◆ What is needed ◆
Take the material and output all of it exactly.

Data excerpts:
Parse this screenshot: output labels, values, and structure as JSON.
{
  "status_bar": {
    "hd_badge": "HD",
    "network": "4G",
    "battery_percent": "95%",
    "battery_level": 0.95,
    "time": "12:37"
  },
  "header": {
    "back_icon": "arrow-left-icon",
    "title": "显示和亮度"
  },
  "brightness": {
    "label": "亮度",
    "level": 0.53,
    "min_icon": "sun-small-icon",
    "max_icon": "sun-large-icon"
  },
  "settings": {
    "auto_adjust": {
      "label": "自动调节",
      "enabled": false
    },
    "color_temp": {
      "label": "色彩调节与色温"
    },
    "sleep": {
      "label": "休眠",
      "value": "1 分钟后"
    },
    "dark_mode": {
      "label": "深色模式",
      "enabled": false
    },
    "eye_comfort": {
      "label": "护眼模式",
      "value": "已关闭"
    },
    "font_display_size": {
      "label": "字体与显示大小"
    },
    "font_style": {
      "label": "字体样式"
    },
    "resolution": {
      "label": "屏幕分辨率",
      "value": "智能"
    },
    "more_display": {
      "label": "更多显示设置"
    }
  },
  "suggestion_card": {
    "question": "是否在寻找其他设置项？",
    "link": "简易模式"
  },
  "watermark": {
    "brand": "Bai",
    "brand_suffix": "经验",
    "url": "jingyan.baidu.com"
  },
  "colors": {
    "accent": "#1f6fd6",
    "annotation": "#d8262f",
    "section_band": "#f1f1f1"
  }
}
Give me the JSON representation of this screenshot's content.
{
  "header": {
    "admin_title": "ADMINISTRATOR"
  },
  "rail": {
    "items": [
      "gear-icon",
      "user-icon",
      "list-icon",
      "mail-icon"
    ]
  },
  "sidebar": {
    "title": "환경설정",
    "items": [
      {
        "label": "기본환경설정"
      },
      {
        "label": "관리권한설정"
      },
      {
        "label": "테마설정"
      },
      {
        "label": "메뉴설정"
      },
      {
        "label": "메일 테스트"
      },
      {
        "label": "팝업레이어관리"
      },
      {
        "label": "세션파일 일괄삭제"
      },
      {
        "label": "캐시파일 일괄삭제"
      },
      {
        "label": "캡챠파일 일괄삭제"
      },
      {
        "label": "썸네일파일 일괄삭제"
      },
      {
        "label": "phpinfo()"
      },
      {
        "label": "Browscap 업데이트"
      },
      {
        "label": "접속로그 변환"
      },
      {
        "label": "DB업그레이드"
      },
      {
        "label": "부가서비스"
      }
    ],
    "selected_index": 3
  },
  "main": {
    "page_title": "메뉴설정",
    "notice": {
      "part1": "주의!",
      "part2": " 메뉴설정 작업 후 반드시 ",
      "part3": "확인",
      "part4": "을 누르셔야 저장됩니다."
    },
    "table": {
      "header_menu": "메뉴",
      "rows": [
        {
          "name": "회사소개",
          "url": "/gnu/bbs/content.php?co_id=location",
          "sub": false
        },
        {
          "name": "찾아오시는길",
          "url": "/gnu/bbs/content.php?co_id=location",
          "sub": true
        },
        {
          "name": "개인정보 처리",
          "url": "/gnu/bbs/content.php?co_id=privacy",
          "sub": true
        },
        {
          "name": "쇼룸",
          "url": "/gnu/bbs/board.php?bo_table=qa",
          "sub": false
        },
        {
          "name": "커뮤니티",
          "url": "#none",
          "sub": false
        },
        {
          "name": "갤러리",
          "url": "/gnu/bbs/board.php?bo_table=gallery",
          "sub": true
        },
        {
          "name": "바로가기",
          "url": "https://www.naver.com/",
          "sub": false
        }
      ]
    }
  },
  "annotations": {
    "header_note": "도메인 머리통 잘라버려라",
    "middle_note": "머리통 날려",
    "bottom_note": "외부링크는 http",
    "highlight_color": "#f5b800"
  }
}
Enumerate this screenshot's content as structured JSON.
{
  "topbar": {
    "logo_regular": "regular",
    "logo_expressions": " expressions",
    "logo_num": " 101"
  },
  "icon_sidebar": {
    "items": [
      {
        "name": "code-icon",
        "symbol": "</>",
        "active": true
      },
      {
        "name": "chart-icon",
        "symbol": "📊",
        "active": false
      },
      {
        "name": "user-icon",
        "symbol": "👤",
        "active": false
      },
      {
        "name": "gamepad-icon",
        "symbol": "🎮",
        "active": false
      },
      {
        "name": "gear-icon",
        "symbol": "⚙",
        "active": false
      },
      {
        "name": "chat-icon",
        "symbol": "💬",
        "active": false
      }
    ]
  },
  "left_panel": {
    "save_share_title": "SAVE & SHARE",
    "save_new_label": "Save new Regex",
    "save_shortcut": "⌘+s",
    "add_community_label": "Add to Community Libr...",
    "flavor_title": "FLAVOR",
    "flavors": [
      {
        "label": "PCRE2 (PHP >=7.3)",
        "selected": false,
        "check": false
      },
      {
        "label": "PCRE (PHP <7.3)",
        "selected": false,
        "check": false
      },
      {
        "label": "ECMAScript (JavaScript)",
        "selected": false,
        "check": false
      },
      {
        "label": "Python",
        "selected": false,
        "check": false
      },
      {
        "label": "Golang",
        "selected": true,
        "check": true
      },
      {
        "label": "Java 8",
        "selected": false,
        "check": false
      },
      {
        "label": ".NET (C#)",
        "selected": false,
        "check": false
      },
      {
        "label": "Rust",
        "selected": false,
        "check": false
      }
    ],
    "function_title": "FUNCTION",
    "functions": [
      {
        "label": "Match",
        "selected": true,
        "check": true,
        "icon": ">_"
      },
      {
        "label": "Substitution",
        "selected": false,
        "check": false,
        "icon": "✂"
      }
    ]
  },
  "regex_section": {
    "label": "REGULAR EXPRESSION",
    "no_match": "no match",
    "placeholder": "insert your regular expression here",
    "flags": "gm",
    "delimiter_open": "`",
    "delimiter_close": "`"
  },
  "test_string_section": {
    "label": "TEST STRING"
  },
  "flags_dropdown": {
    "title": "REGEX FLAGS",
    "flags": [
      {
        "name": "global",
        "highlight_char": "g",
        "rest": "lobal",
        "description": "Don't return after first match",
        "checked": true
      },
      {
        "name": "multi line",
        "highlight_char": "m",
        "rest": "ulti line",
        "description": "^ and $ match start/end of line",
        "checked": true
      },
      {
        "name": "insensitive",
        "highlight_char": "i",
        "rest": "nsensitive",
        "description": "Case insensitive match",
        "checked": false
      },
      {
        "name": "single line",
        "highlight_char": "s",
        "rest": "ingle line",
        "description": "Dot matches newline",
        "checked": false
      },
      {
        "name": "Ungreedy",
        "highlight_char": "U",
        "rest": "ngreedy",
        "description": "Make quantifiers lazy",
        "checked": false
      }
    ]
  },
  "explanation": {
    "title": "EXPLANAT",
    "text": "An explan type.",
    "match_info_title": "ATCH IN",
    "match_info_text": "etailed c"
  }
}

◆ Solution for this task ◆
Parse this screenshot: output labels, values, and structure as JSON.
{
  "status_bar": {
    "hd_badge": "HD",
    "network": "4G",
    "battery_percent": "95%",
    "battery_level": 0.95,
    "time": "12:37"
  },
  "header": {
    "back_icon": "arrow-left-icon",
    "title": "显示和亮度"
  },
  "brightness": {
    "label": "亮度",
    "level": 0.53,
    "min_icon": "sun-small-icon",
    "max_icon": "sun-large-icon"
  },
  "settings": {
    "auto_adjust": {
      "label": "自动调节",
      "enabled": false
    },
    "color_temp": {
      "label": "色彩调节与色温"
    },
    "sleep": {
      "label": "休眠",
      "value": "1 分钟后"
    },
    "dark_mode": {
      "label": "深色模式",
      "enabled": false
    },
    "eye_comfort": {
      "label": "护眼模式",
      "value": "已关闭"
    },
    "font_display_size": {
      "label": "字体与显示大小"
    },
    "font_style": {
      "label": "字体样式"
    },
    "resolution": {
      "label": "屏幕分辨率",
      "value": "智能"
    },
    "more_display": {
      "label": "更多显示设置"
    }
  },
  "suggestion_card": {
    "question": "是否在寻找其他设置项？",
    "link": "简易模式"
  },
  "watermark": {
    "brand": "Bai",
    "brand_suffix": "经验",
    "url": "jingyan.baidu.com"
  },
  "colors": {
    "accent": "#1f6fd6",
    "annotation": "#d8262f",
    "section_band": "#f1f1f1"
  }
}
Give me the JSON representation of this screenshot's content.
{
  "header": {
    "admin_title": "ADMINISTRATOR"
  },
  "rail": {
    "items": [
      "gear-icon",
      "user-icon",
      "list-icon",
      "mail-icon"
    ]
  },
  "sidebar": {
    "title": "환경설정",
    "items": [
      {
        "label": "기본환경설정"
      },
      {
        "label": "관리권한설정"
      },
      {
        "label": "테마설정"
      },
      {
        "label": "메뉴설정"
      },
      {
        "label": "메일 테스트"
      },
      {
        "label": "팝업레이어관리"
      },
      {
        "label": "세션파일 일괄삭제"
      },
      {
        "label": "캐시파일 일괄삭제"
      },
      {
        "label": "캡챠파일 일괄삭제"
      },
      {
        "label": "썸네일파일 일괄삭제"
      },
      {
        "label": "phpinfo()"
      },
      {
        "label": "Browscap 업데이트"
      },
      {
        "label": "접속로그 변환"
      },
      {
        "label": "DB업그레이드"
      },
      {
        "label": "부가서비스"
      }
    ],
    "selected_index": 3
  },
  "main": {
    "page_title": "메뉴설정",
    "notice": {
      "part1": "주의!",
      "part2": " 메뉴설정 작업 후 반드시 ",
      "part3": "확인",
      "part4": "을 누르셔야 저장됩니다."
    },
    "table": {
      "header_menu": "메뉴",
      "rows": [
        {
          "name": "회사소개",
          "url": "/gnu/bbs/content.php?co_id=location",
          "sub": false
        },
        {
          "name": "찾아오시는길",
          "url": "/gnu/bbs/content.php?co_id=location",
          "sub": true
        },
        {
          "name": "개인정보 처리",
          "url": "/gnu/bbs/content.php?co_id=privacy",
          "sub": true
        },
        {
          "name": "쇼룸",
          "url": "/gnu/bbs/board.php?bo_table=qa",
          "sub": false
        },
        {
          "name": "커뮤니티",
          "url": "#none",
          "sub": false
        },
        {
          "name": "갤러리",
          "url": "/gnu/bbs/board.php?bo_table=gallery",
          "sub": true
        },
        {
          "name": "바로가기",
          "url": "https://www.naver.com/",
          "sub": false
        }
      ]
    }
  },
  "annotations": {
    "header_note": "도메인 머리통 잘라버려라",
    "middle_note": "머리통 날려",
    "bottom_note": "외부링크는 http",
    "highlight_color": "#f5b800"
  }
}
Enumerate this screenshot's content as structured JSON.
{
  "topbar": {
    "logo_regular": "regular",
    "logo_expressions": " expressions",
    "logo_num": " 101"
  },
  "icon_sidebar": {
    "items": [
      {
        "name": "code-icon",
        "symbol": "</>",
        "active": true
      },
      {
        "name": "chart-icon",
        "symbol": "📊",
        "active": false
      },
      {
        "name": "user-icon",
        "symbol": "👤",
        "active": false
      },
      {
        "name": "gamepad-icon",
        "symbol": "🎮",
        "active": false
      },
      {
        "name": "gear-icon",
        "symbol": "⚙",
        "active": false
      },
      {
        "name": "chat-icon",
        "symbol": "💬",
        "active": false
      }
    ]
  },
  "left_panel": {
    "save_share_title": "SAVE & SHARE",
    "save_new_label": "Save new Regex",
    "save_shortcut": "⌘+s",
    "add_community_label": "Add to Community Libr...",
    "flavor_title": "FLAVOR",
    "flavors": [
      {
        "label": "PCRE2 (PHP >=7.3)",
        "selected": false,
        "check": false
      },
      {
        "label": "PCRE (PHP <7.3)",
        "selected": false,
        "check": false
      },
      {
        "label": "ECMAScript (JavaScript)",
        "selected": false,
        "check": false
      },
      {
        "label": "Python",
        "selected": false,
        "check": false
      },
      {
        "label": "Golang",
        "selected": true,
        "check": true
      },
      {
        "label": "Java 8",
        "selected": false,
        "check": false
      },
      {
        "label": ".NET (C#)",
        "selected": false,
        "check": false
      },
      {
        "label": "Rust",
        "selected": false,
        "check": false
      }
    ],
    "function_title": "FUNCTION",
    "functions": [
      {
        "label": "Match",
        "selected": true,
        "check": true,
        "icon": ">_"
      },
      {
        "label": "Substitution",
        "selected": false,
        "check": false,
        "icon": "✂"
      }
    ]
  },
  "regex_section": {
    "label": "REGULAR EXPRESSION",
    "no_match": "no match",
    "placeholder": "insert your regular expression here",
    "flags": "gm",
    "delimiter_open": "`",
    "delimiter_close": "`"
  },
  "test_string_section": {
    "label": "TEST STRING"
  },
  "flags_dropdown": {
    "title": "REGEX FLAGS",
    "flags": [
      {
        "name": "global",
        "highlight_char": "g",
        "rest": "lobal",
        "description": "Don't return after first match",
        "checked": true
      },
      {
        "name": "multi line",
        "highlight_char": "m",
        "rest": "ulti line",
        "description": "^ and $ match start/end of line",
        "checked": true
      },
      {
        "name": "insensitive",
        "highlight_char": "i",
        "rest": "nsensitive",
        "description": "Case insensitive match",
        "checked": false
      },
      {
        "name": "single line",
        "highlight_char": "s",
        "rest": "ingle line",
        "description": "Dot matches newline",
        "checked": false
      },
      {
        "name": "Ungreedy",
        "highlight_char": "U",
        "rest": "ngreedy",
        "description": "Make quantifiers lazy",
        "checked": false
      }
    ]
  },
  "explanation": {
    "title": "EXPLANAT",
    "text": "An explan type.",
    "match_info_title": "ATCH IN",
    "match_info_text": "etailed c"
  }
}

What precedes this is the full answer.